[AIM OF THE EXERCISE]: Go through the listing beneath this task and return every line that carries the string "information".

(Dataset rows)
— Start —
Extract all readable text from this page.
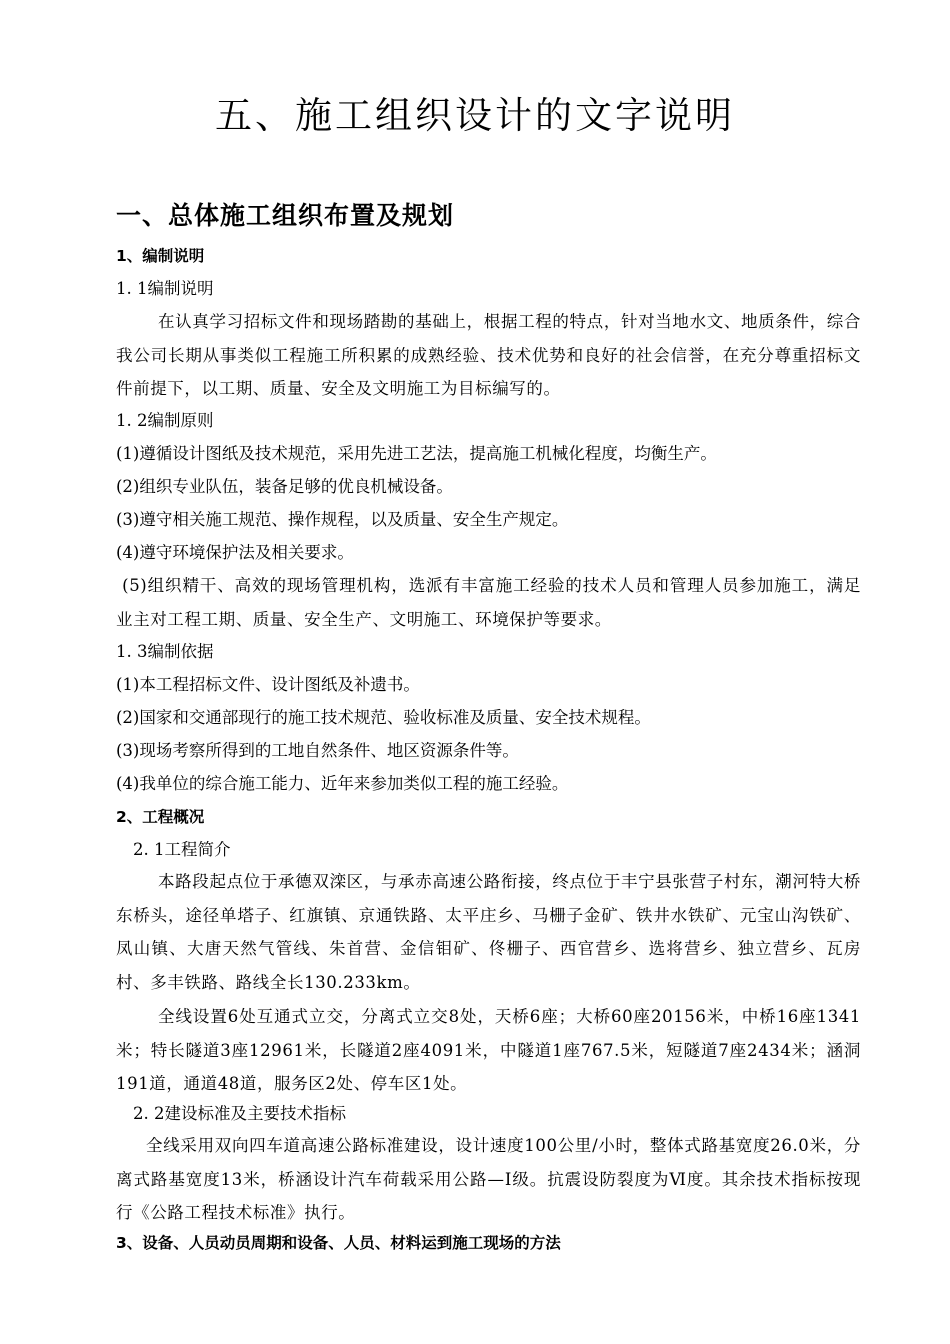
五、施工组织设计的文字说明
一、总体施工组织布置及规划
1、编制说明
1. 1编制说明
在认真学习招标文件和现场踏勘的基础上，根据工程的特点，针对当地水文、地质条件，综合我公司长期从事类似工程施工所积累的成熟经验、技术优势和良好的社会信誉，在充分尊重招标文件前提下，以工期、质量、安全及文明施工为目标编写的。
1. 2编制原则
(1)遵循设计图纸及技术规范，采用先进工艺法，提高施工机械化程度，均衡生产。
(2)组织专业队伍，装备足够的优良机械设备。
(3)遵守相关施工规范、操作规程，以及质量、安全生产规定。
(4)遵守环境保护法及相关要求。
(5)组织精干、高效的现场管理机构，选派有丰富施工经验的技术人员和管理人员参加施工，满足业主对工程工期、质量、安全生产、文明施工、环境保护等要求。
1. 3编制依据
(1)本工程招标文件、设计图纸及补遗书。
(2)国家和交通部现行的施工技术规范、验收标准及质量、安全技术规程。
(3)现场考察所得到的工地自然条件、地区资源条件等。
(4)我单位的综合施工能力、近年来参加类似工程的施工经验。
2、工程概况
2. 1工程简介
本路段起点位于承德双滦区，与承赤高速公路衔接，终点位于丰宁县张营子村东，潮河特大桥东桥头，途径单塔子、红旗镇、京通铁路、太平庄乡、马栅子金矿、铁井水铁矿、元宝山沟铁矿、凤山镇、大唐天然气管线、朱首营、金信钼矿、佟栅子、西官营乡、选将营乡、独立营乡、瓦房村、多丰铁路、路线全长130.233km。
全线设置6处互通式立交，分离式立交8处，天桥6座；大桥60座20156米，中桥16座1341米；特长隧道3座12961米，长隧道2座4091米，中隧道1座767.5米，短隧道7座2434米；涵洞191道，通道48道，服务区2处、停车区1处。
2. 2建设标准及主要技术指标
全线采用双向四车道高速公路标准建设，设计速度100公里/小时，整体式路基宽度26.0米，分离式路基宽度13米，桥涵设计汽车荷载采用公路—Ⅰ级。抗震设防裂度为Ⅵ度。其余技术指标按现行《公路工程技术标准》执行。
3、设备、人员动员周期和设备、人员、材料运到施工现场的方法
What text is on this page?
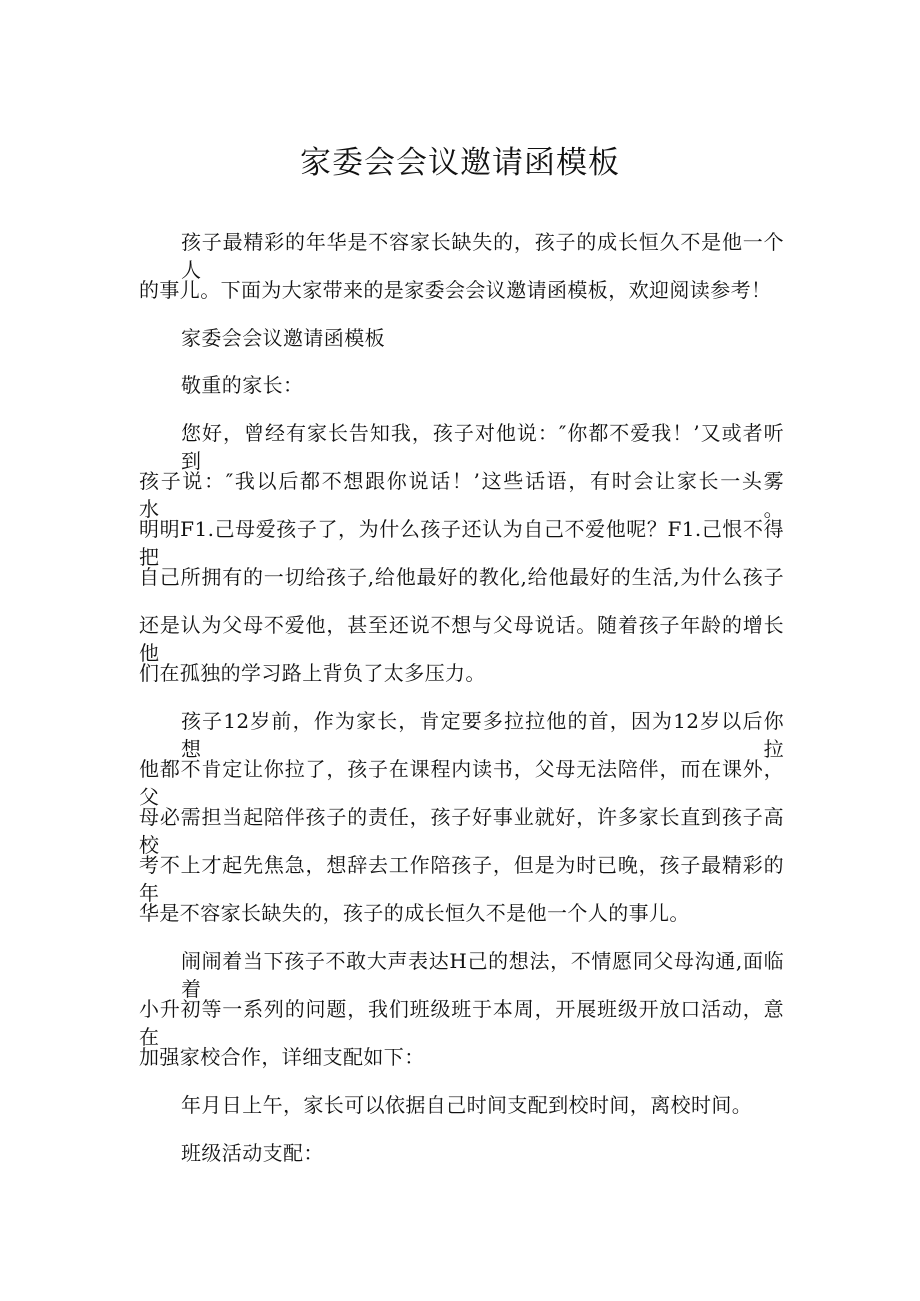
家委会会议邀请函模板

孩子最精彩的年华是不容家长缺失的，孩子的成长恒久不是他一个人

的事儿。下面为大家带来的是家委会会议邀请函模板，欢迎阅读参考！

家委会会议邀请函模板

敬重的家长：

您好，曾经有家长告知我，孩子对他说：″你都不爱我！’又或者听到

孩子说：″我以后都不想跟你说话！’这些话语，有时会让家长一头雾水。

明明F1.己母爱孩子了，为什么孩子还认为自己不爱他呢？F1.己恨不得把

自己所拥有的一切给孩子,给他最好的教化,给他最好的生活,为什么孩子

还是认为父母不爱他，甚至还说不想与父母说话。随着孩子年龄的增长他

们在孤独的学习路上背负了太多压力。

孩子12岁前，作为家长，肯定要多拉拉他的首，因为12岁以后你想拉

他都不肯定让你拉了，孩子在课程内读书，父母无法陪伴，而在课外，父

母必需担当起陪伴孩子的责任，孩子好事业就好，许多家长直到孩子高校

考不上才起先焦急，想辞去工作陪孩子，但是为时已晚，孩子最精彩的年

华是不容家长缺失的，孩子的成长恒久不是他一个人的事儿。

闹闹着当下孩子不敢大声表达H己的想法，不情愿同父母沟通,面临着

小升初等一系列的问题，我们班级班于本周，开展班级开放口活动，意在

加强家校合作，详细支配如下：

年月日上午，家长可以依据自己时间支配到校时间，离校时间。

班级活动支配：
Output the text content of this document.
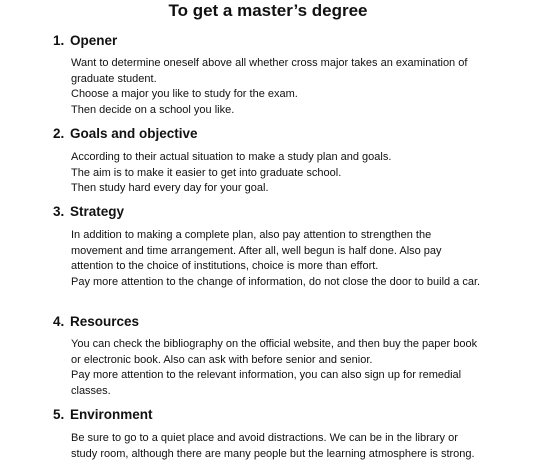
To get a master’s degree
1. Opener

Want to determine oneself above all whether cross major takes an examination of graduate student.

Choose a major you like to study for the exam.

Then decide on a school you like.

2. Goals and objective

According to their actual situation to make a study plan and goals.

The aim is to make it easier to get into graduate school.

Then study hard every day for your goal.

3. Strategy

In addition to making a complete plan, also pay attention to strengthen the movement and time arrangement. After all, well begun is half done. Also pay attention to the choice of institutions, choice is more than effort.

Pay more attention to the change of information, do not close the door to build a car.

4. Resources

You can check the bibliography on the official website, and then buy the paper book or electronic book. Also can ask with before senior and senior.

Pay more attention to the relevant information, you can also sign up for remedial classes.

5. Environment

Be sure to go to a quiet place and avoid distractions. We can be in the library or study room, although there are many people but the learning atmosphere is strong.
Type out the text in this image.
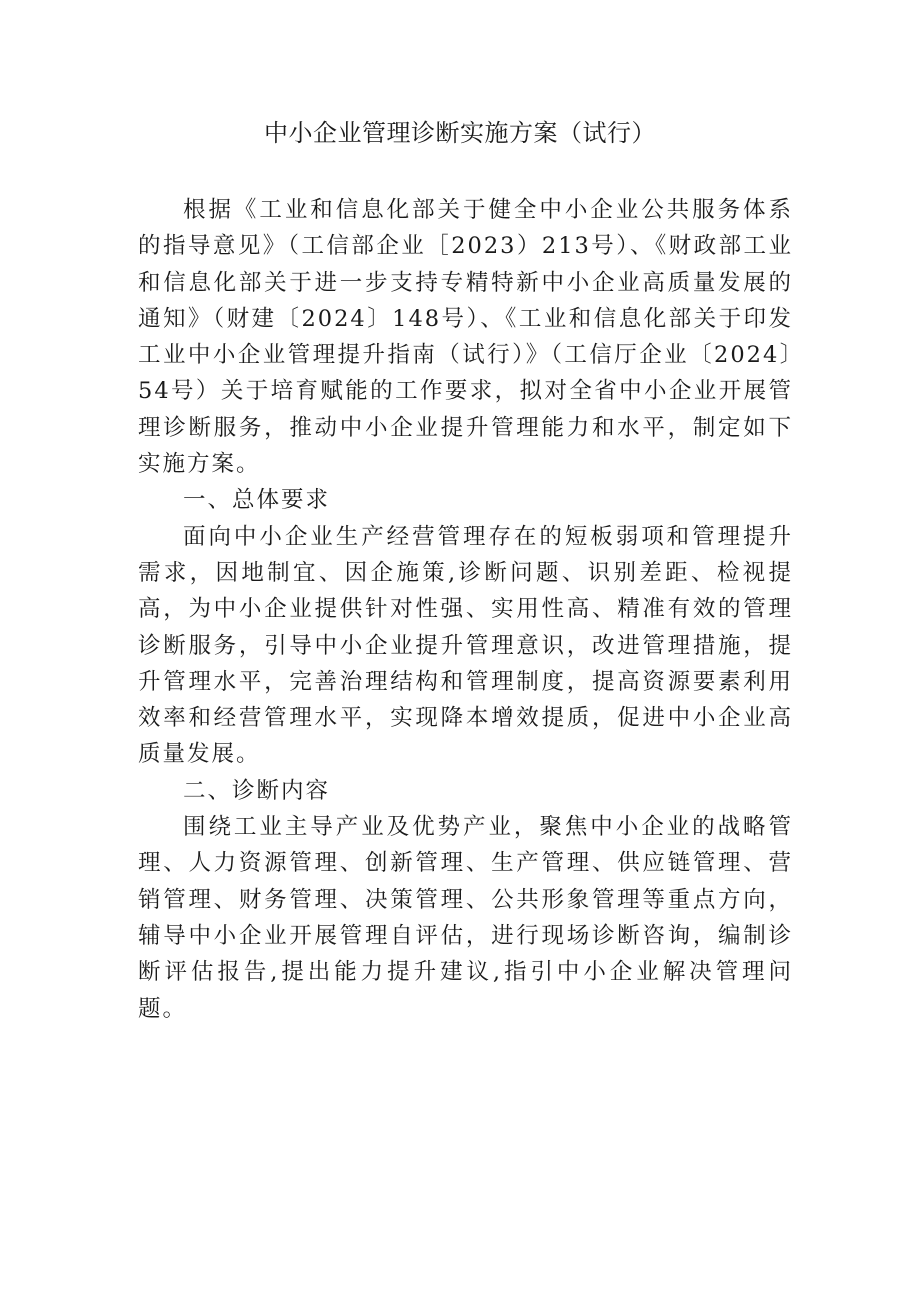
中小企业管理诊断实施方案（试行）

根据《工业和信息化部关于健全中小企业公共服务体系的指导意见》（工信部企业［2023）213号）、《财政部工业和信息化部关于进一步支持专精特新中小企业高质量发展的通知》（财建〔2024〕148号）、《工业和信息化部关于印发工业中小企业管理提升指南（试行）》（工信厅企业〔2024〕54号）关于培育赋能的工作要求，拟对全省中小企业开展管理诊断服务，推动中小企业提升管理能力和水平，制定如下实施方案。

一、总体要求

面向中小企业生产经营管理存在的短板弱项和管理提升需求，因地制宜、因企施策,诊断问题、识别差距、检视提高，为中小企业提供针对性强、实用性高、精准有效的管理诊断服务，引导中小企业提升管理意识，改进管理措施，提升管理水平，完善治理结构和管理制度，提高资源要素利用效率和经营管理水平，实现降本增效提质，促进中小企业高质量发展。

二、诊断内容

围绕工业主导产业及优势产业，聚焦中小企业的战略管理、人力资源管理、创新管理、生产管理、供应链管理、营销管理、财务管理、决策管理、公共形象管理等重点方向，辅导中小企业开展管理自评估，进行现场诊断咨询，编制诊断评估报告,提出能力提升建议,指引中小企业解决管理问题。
— End —
[SOLUTION FOR THIS PROBLEM]:
Pay more attention to the change of information, do not close the door to build a car.
Pay more attention to the relevant information, you can also sign up for remedial classes.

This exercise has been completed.